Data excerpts
— start —

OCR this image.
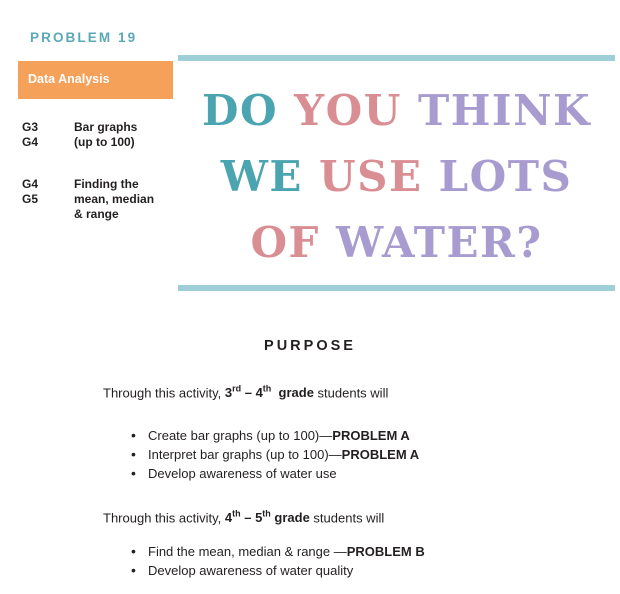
PROBLEM 19
Data Analysis
G3
G4
Bar graphs
(up to 100)
G4
G5
Finding the
mean, median
& range
DO YOU THINK
WE USE LOTS
OF WATER?
PURPOSE
Through this activity, 3rd – 4th  grade students will
• Create bar graphs (up to 100)—PROBLEM A
• Interpret bar graphs (up to 100)—PROBLEM A
• Develop awareness of water use
Through this activity, 4th – 5th grade students will
• Find the mean, median & range —PROBLEM B
• Develop awareness of water quality
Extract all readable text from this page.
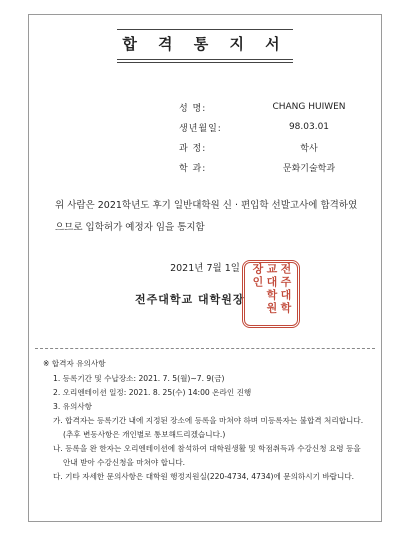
합 격 통 지 서
성 명:	CHANG HUIWEN
생년월일:	98.03.01
과 정:	학사
학 과:	문화기술학과
위 사람은 2021학년도 후기 일반대학원 신 · 편입학 선발고사에 합격하였으므로 입학허가 예정자 임을 통지함
2021년 7월 1일
전주대학교 대학원장	전주대학교대학원장인
※ 합격자 유의사항
1. 등록기간 및 수납장소: 2021. 7. 5(월)~7. 9(금)
2. 오리엔테이션 일정: 2021. 8. 25(수) 14:00 온라인 진행
3. 유의사항
가. 합격자는 등록기간 내에 지정된 장소에 등록을 마쳐야 하며 미등록자는 불합격 처리합니다.(추후 변동사항은 개인별로 통보해드리겠습니다.)
나. 등록을 완 한자는 오리엔테이션에 참석하여 대학원생활 및 학점취득과 수강신청 요령 등을 안내 받아 수강신청을 마쳐야 합니다.
다. 기타 자세한 문의사항은 대학원 행정지원실(220-4734, 4734)에 문의하시기 바랍니다.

— end —

● **Given task**:
Pull every line containing "PROBLEM" from the material above.

● **Task response**:
PROBLEM 19
• Create bar graphs (up to 100)—PROBLEM A
• Interpret bar graphs (up to 100)—PROBLEM A
• Find the mean, median & range —PROBLEM B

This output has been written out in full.